■ STATED EXERCISE ■
Do not copy the pictures; transcribe all other material exactly.

───── THE DATA

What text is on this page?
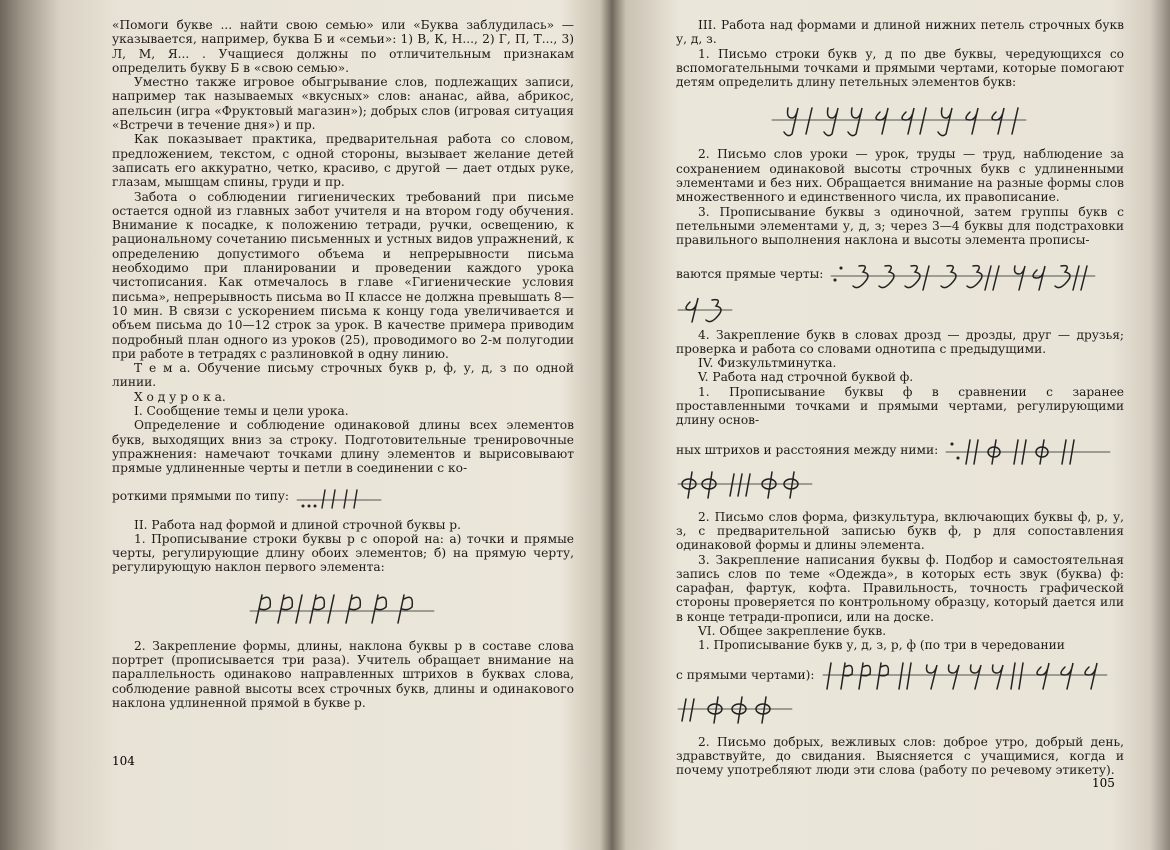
«Помоги букве ... найти свою семью» или «Буква заблудилась» — указывается, например, буква Б и «семьи»: 1) В, К, Н..., 2) Г, П, Т..., 3) Л, М, Я... . Учащиеся должны по отличительным признакам определить букву Б в «свою семью».

Уместно также игровое обыгрывание слов, подлежащих записи, например так называемых «вкусных» слов: ананас, айва, абрикос, апельсин (игра «Фруктовый магазин»); добрых слов (игровая ситуация «Встречи в течение дня») и пр.

Как показывает практика, предварительная работа со словом, предложением, текстом, с одной стороны, вызывает желание детей записать его аккуратно, четко, красиво, с другой — дает отдых руке, глазам, мышцам спины, груди и пр.

Забота о соблюдении гигиенических требований при письме остается одной из главных забот учителя и на втором году обучения. Внимание к посадке, к положению тетради, ручки, освещению, к рациональному сочетанию письменных и устных видов упражнений, к определению допустимого объема и непрерывности письма необходимо при планировании и проведении каждого урока чистописания. Как отмечалось в главе «Гигиенические условия письма», непрерывность письма во II классе не должна превышать 8—10 мин. В связи с ускорением письма к концу года увеличивается и объем письма до 10—12 строк за урок. В качестве примера приводим подробный план одного из уроков (25), проводимого во 2-м полугодии при работе в тетрадях с разлиновкой в одну линию.

Т е м а. Обучение письму строчных букв р, ф, у, д, з по одной линии.

Х о д у р о к а.

I. Сообщение темы и цели урока.

Определение и соблюдение одинаковой длины всех элементов букв, выходящих вниз за строку. Подготовительные тренировочные упражнения: намечают точками длину элементов и вырисовывают прямые удлиненные черты и петли в соединении с ко-

роткими прямыми по типу:

II. Работа над формой и длиной строчной буквы р.

1. Прописывание строки буквы р с опорой на: а) точки и прямые черты, регулирующие длину обоих элементов; б) на прямую черту, регулирующую наклон первого элемента:

2. Закрепление формы, длины, наклона буквы р в составе слова портрет (прописывается три раза). Учитель обращает внимание на параллельность одинаково направленных штрихов в буквах слова, соблюдение равной высоты всех строчных букв, длины и одинакового наклона удлиненной прямой в букве р.

104

III. Работа над формами и длиной нижних петель строчных букв у, д, з.

1. Письмо строки букв у, д по две буквы, чередующихся со вспомогательными точками и прямыми чертами, которые помогают детям определить длину петельных элементов букв:

2. Письмо слов уроки — урок, труды — труд, наблюдение за сохранением одинаковой высоты строчных букв с удлиненными элементами и без них. Обращается внимание на разные формы слов множественного и единственного числа, их правописание.

3. Прописывание буквы з одиночной, затем группы букв с петельными элементами у, д, з; через 3—4 буквы для подстраховки правильного выполнения наклона и высоты элемента прописы-

ваются прямые черты:

4. Закрепление букв в словах дрозд — дрозды, друг — друзья; проверка и работа со словами однотипа с предыдущими.

IV. Физкультминутка.

V. Работа над строчной буквой ф.

1. Прописывание буквы ф в сравнении с заранее проставленными точками и прямыми чертами, регулирующими длину основ-

ных штрихов и расстояния между ними:

2. Письмо слов форма, физкультура, включающих буквы ф, р, у, з, с предварительной записью букв ф, р для сопоставления одинаковой формы и длины элемента.

3. Закрепление написания буквы ф. Подбор и самостоятельная запись слов по теме «Одежда», в которых есть звук (буква) ф: сарафан, фартук, кофта. Правильность, точность графической стороны проверяется по контрольному образцу, который дается или в конце тетради-прописи, или на доске.

VI. Общее закрепление букв.

1. Прописывание букв у, д, з, р, ф (по три в чередовании

с прямыми чертами):

2. Письмо добрых, вежливых слов: доброе утро, добрый день, здравствуйте, до свидания. Выясняется с учащимися, когда и почему употребляют люди эти слова (работу по речевому этикету).

105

──────────

■ WORKED ANSWER ■
What text is on this page?
«Помоги букве ... найти свою семью» или «Буква заблудилась» — указывается, например, буква Б и «семьи»: 1) В, К, Н..., 2) Г, П, Т..., 3) Л, М, Я... . Учащиеся должны по отличительным признакам определить букву Б в «свою семью».

Уместно также игровое обыгрывание слов, подлежащих записи, например так называемых «вкусных» слов: ананас, айва, абрикос, апельсин (игра «Фруктовый магазин»); добрых слов (игровая ситуация «Встречи в течение дня») и пр.

Как показывает практика, предварительная работа со словом, предложением, текстом, с одной стороны, вызывает желание детей записать его аккуратно, четко, красиво, с другой — дает отдых руке, глазам, мышцам спины, груди и пр.

Забота о соблюдении гигиенических требований при письме остается одной из главных забот учителя и на втором году обучения. Внимание к посадке, к положению тетради, ручки, освещению, к рациональному сочетанию письменных и устных видов упражнений, к определению допустимого объема и непрерывности письма необходимо при планировании и проведении каждого урока чистописания. Как отмечалось в главе «Гигиенические условия письма», непрерывность письма во II классе не должна превышать 8—10 мин. В связи с ускорением письма к концу года увеличивается и объем письма до 10—12 строк за урок. В качестве примера приводим подробный план одного из уроков (25), проводимого во 2-м полугодии при работе в тетрадях с разлиновкой в одну линию.

Т е м а. Обучение письму строчных букв р, ф, у, д, з по одной линии.

Х о д у р о к а.

I. Сообщение темы и цели урока.

Определение и соблюдение одинаковой длины всех элементов букв, выходящих вниз за строку. Подготовительные тренировочные упражнения: намечают точками длину элементов и вырисовывают прямые удлиненные черты и петли в соединении с ко-

роткими прямыми по типу:

II. Работа над формой и длиной строчной буквы р.

1. Прописывание строки буквы р с опорой на: а) точки и прямые черты, регулирующие длину обоих элементов; б) на прямую черту, регулирующую наклон первого элемента:

2. Закрепление формы, длины, наклона буквы р в составе слова портрет (прописывается три раза). Учитель обращает внимание на параллельность одинаково направленных штрихов в буквах слова, соблюдение равной высоты всех строчных букв, длины и одинакового наклона удлиненной прямой в букве р.

104

III. Работа над формами и длиной нижних петель строчных букв у, д, з.

1. Письмо строки букв у, д по две буквы, чередующихся со вспомогательными точками и прямыми чертами, которые помогают детям определить длину петельных элементов букв:

2. Письмо слов уроки — урок, труды — труд, наблюдение за сохранением одинаковой высоты строчных букв с удлиненными элементами и без них. Обращается внимание на разные формы слов множественного и единственного числа, их правописание.

3. Прописывание буквы з одиночной, затем группы букв с петельными элементами у, д, з; через 3—4 буквы для подстраховки правильного выполнения наклона и высоты элемента прописы-

ваются прямые черты:

4. Закрепление букв в словах дрозд — дрозды, друг — друзья; проверка и работа со словами однотипа с предыдущими.

IV. Физкультминутка.

V. Работа над строчной буквой ф.

1. Прописывание буквы ф в сравнении с заранее проставленными точками и прямыми чертами, регулирующими длину основ-

ных штрихов и расстояния между ними:

2. Письмо слов форма, физкультура, включающих буквы ф, р, у, з, с предварительной записью букв ф, р для сопоставления одинаковой формы и длины элемента.

3. Закрепление написания буквы ф. Подбор и самостоятельная запись слов по теме «Одежда», в которых есть звук (буква) ф: сарафан, фартук, кофта. Правильность, точность графической стороны проверяется по контрольному образцу, который дается или в конце тетради-прописи, или на доске.

VI. Общее закрепление букв.

1. Прописывание букв у, д, з, р, ф (по три в чередовании

с прямыми чертами):

2. Письмо добрых, вежливых слов: доброе утро, добрый день, здравствуйте, до свидания. Выясняется с учащимися, когда и почему употребляют люди эти слова (работу по речевому этикету).

105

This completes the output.